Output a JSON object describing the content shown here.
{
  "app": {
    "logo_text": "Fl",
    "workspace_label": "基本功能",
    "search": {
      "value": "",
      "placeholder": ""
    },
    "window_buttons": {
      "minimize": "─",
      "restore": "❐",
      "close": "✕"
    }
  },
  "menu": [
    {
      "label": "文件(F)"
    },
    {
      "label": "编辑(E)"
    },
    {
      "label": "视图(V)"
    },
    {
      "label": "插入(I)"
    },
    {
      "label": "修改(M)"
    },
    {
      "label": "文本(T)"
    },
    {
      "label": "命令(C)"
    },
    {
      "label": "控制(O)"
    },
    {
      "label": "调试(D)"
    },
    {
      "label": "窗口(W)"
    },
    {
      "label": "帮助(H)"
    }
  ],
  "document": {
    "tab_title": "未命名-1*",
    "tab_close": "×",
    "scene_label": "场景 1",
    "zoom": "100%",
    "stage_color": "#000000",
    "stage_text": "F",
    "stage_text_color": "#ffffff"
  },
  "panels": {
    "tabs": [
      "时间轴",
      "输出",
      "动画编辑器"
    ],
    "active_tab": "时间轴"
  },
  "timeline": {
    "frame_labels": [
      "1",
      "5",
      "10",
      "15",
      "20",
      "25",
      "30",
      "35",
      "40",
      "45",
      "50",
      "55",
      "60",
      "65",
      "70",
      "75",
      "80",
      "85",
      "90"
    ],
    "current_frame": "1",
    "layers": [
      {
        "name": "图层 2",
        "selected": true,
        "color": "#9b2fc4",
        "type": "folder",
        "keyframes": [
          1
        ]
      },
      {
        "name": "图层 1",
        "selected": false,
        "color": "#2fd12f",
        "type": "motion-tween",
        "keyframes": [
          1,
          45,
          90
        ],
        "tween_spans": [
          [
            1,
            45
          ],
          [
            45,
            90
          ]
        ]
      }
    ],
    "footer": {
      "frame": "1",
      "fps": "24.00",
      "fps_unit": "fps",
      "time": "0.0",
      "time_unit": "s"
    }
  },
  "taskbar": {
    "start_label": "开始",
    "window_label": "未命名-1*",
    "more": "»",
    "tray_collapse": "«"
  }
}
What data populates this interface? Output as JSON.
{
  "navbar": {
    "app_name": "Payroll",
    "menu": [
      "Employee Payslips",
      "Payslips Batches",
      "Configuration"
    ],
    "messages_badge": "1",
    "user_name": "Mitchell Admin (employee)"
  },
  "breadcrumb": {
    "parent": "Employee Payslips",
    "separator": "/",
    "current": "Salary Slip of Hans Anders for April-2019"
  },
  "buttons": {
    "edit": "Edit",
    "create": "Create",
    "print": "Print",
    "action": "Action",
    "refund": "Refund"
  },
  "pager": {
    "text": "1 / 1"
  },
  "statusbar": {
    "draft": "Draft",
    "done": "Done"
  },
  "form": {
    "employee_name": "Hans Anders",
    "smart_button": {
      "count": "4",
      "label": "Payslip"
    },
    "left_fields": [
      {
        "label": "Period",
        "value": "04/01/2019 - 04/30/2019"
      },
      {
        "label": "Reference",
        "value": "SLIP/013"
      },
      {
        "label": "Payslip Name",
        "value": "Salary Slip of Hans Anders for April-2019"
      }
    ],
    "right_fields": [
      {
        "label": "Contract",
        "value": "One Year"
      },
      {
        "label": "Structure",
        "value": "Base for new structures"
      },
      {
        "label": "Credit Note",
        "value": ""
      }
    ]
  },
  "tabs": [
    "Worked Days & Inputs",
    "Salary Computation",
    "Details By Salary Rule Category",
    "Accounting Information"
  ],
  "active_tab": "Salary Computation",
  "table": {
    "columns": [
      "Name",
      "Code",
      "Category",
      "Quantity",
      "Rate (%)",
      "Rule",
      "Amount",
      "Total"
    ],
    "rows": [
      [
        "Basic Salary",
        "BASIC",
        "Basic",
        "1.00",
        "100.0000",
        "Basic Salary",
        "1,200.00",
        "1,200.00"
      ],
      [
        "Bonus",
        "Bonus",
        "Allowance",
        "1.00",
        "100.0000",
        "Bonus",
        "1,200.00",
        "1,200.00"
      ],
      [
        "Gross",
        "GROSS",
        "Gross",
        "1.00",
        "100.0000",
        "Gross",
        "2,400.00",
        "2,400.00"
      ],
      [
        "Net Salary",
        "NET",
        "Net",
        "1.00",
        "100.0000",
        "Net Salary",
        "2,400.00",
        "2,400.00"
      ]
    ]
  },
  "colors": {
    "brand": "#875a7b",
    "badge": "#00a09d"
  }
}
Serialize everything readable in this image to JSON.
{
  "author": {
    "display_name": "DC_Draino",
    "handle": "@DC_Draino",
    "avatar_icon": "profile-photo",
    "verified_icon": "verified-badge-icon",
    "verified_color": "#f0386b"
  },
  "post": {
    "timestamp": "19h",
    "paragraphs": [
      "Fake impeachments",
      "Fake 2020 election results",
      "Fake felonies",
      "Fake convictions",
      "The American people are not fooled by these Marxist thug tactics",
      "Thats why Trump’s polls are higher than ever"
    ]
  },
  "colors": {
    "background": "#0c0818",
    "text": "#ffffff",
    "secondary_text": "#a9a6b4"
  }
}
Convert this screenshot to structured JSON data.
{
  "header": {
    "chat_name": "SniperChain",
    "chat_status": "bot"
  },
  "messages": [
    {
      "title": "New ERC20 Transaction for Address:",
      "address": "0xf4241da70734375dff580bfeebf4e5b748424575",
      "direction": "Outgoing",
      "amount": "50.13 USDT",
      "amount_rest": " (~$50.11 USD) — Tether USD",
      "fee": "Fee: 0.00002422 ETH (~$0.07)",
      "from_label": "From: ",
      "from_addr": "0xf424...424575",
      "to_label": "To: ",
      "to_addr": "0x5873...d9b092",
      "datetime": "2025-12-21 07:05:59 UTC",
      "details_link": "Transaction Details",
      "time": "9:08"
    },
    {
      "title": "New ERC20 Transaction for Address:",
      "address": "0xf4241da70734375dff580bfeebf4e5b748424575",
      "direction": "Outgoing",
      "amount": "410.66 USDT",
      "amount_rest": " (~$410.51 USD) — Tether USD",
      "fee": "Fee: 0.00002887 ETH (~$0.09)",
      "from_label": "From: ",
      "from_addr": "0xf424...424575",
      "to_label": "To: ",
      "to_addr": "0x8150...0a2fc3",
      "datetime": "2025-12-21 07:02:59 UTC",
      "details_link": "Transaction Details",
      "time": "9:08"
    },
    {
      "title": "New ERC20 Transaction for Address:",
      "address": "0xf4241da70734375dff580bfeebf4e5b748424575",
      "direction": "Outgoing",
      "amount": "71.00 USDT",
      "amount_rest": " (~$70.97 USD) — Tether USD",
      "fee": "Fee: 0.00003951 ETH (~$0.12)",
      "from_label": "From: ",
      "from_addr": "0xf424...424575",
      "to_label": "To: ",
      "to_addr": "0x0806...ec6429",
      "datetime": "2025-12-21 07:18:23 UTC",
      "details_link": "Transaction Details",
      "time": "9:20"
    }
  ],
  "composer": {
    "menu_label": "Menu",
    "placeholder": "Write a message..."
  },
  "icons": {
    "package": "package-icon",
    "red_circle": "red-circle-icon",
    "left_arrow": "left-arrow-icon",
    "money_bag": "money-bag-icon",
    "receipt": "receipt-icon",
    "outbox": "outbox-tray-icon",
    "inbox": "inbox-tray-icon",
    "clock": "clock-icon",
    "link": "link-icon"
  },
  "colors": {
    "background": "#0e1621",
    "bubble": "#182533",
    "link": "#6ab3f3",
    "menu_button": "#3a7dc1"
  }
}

════════════════════

Work to do:
Transcribe the whole listing with nothing added or left out.

Written response:
Output a JSON object describing the content shown here.
{
  "app": {
    "logo_text": "Fl",
    "workspace_label": "基本功能",
    "search": {
      "value": "",
      "placeholder": ""
    },
    "window_buttons": {
      "minimize": "─",
      "restore": "❐",
      "close": "✕"
    }
  },
  "menu": [
    {
      "label": "文件(F)"
    },
    {
      "label": "编辑(E)"
    },
    {
      "label": "视图(V)"
    },
    {
      "label": "插入(I)"
    },
    {
      "label": "修改(M)"
    },
    {
      "label": "文本(T)"
    },
    {
      "label": "命令(C)"
    },
    {
      "label": "控制(O)"
    },
    {
      "label": "调试(D)"
    },
    {
      "label": "窗口(W)"
    },
    {
      "label": "帮助(H)"
    }
  ],
  "document": {
    "tab_title": "未命名-1*",
    "tab_close": "×",
    "scene_label": "场景 1",
    "zoom": "100%",
    "stage_color": "#000000",
    "stage_text": "F",
    "stage_text_color": "#ffffff"
  },
  "panels": {
    "tabs": [
      "时间轴",
      "输出",
      "动画编辑器"
    ],
    "active_tab": "时间轴"
  },
  "timeline": {
    "frame_labels": [
      "1",
      "5",
      "10",
      "15",
      "20",
      "25",
      "30",
      "35",
      "40",
      "45",
      "50",
      "55",
      "60",
      "65",
      "70",
      "75",
      "80",
      "85",
      "90"
    ],
    "current_frame": "1",
    "layers": [
      {
        "name": "图层 2",
        "selected": true,
        "color": "#9b2fc4",
        "type": "folder",
        "keyframes": [
          1
        ]
      },
      {
        "name": "图层 1",
        "selected": false,
        "color": "#2fd12f",
        "type": "motion-tween",
        "keyframes": [
          1,
          45,
          90
        ],
        "tween_spans": [
          [
            1,
            45
          ],
          [
            45,
            90
          ]
        ]
      }
    ],
    "footer": {
      "frame": "1",
      "fps": "24.00",
      "fps_unit": "fps",
      "time": "0.0",
      "time_unit": "s"
    }
  },
  "taskbar": {
    "start_label": "开始",
    "window_label": "未命名-1*",
    "more": "»",
    "tray_collapse": "«"
  }
}
What data populates this interface? Output as JSON.
{
  "navbar": {
    "app_name": "Payroll",
    "menu": [
      "Employee Payslips",
      "Payslips Batches",
      "Configuration"
    ],
    "messages_badge": "1",
    "user_name": "Mitchell Admin (employee)"
  },
  "breadcrumb": {
    "parent": "Employee Payslips",
    "separator": "/",
    "current": "Salary Slip of Hans Anders for April-2019"
  },
  "buttons": {
    "edit": "Edit",
    "create": "Create",
    "print": "Print",
    "action": "Action",
    "refund": "Refund"
  },
  "pager": {
    "text": "1 / 1"
  },
  "statusbar": {
    "draft": "Draft",
    "done": "Done"
  },
  "form": {
    "employee_name": "Hans Anders",
    "smart_button": {
      "count": "4",
      "label": "Payslip"
    },
    "left_fields": [
      {
        "label": "Period",
        "value": "04/01/2019 - 04/30/2019"
      },
      {
        "label": "Reference",
        "value": "SLIP/013"
      },
      {
        "label": "Payslip Name",
        "value": "Salary Slip of Hans Anders for April-2019"
      }
    ],
    "right_fields": [
      {
        "label": "Contract",
        "value": "One Year"
      },
      {
        "label": "Structure",
        "value": "Base for new structures"
      },
      {
        "label": "Credit Note",
        "value": ""
      }
    ]
  },
  "tabs": [
    "Worked Days & Inputs",
    "Salary Computation",
    "Details By Salary Rule Category",
    "Accounting Information"
  ],
  "active_tab": "Salary Computation",
  "table": {
    "columns": [
      "Name",
      "Code",
      "Category",
      "Quantity",
      "Rate (%)",
      "Rule",
      "Amount",
      "Total"
    ],
    "rows": [
      [
        "Basic Salary",
        "BASIC",
        "Basic",
        "1.00",
        "100.0000",
        "Basic Salary",
        "1,200.00",
        "1,200.00"
      ],
      [
        "Bonus",
        "Bonus",
        "Allowance",
        "1.00",
        "100.0000",
        "Bonus",
        "1,200.00",
        "1,200.00"
      ],
      [
        "Gross",
        "GROSS",
        "Gross",
        "1.00",
        "100.0000",
        "Gross",
        "2,400.00",
        "2,400.00"
      ],
      [
        "Net Salary",
        "NET",
        "Net",
        "1.00",
        "100.0000",
        "Net Salary",
        "2,400.00",
        "2,400.00"
      ]
    ]
  },
  "colors": {
    "brand": "#875a7b",
    "badge": "#00a09d"
  }
}
Serialize everything readable in this image to JSON.
{
  "author": {
    "display_name": "DC_Draino",
    "handle": "@DC_Draino",
    "avatar_icon": "profile-photo",
    "verified_icon": "verified-badge-icon",
    "verified_color": "#f0386b"
  },
  "post": {
    "timestamp": "19h",
    "paragraphs": [
      "Fake impeachments",
      "Fake 2020 election results",
      "Fake felonies",
      "Fake convictions",
      "The American people are not fooled by these Marxist thug tactics",
      "Thats why Trump’s polls are higher than ever"
    ]
  },
  "colors": {
    "background": "#0c0818",
    "text": "#ffffff",
    "secondary_text": "#a9a6b4"
  }
}
Convert this screenshot to structured JSON data.
{
  "header": {
    "chat_name": "SniperChain",
    "chat_status": "bot"
  },
  "messages": [
    {
      "title": "New ERC20 Transaction for Address:",
      "address": "0xf4241da70734375dff580bfeebf4e5b748424575",
      "direction": "Outgoing",
      "amount": "50.13 USDT",
      "amount_rest": " (~$50.11 USD) — Tether USD",
      "fee": "Fee: 0.00002422 ETH (~$0.07)",
      "from_label": "From: ",
      "from_addr": "0xf424...424575",
      "to_label": "To: ",
      "to_addr": "0x5873...d9b092",
      "datetime": "2025-12-21 07:05:59 UTC",
      "details_link": "Transaction Details",
      "time": "9:08"
    },
    {
      "title": "New ERC20 Transaction for Address:",
      "address": "0xf4241da70734375dff580bfeebf4e5b748424575",
      "direction": "Outgoing",
      "amount": "410.66 USDT",
      "amount_rest": " (~$410.51 USD) — Tether USD",
      "fee": "Fee: 0.00002887 ETH (~$0.09)",
      "from_label": "From: ",
      "from_addr": "0xf424...424575",
      "to_label": "To: ",
      "to_addr": "0x8150...0a2fc3",
      "datetime": "2025-12-21 07:02:59 UTC",
      "details_link": "Transaction Details",
      "time": "9:08"
    },
    {
      "title": "New ERC20 Transaction for Address:",
      "address": "0xf4241da70734375dff580bfeebf4e5b748424575",
      "direction": "Outgoing",
      "amount": "71.00 USDT",
      "amount_rest": " (~$70.97 USD) — Tether USD",
      "fee": "Fee: 0.00003951 ETH (~$0.12)",
      "from_label": "From: ",
      "from_addr": "0xf424...424575",
      "to_label": "To: ",
      "to_addr": "0x0806...ec6429",
      "datetime": "2025-12-21 07:18:23 UTC",
      "details_link": "Transaction Details",
      "time": "9:20"
    }
  ],
  "composer": {
    "menu_label": "Menu",
    "placeholder": "Write a message..."
  },
  "icons": {
    "package": "package-icon",
    "red_circle": "red-circle-icon",
    "left_arrow": "left-arrow-icon",
    "money_bag": "money-bag-icon",
    "receipt": "receipt-icon",
    "outbox": "outbox-tray-icon",
    "inbox": "inbox-tray-icon",
    "clock": "clock-icon",
    "link": "link-icon"
  },
  "colors": {
    "background": "#0e1621",
    "bubble": "#182533",
    "link": "#6ab3f3",
    "menu_button": "#3a7dc1"
  }
}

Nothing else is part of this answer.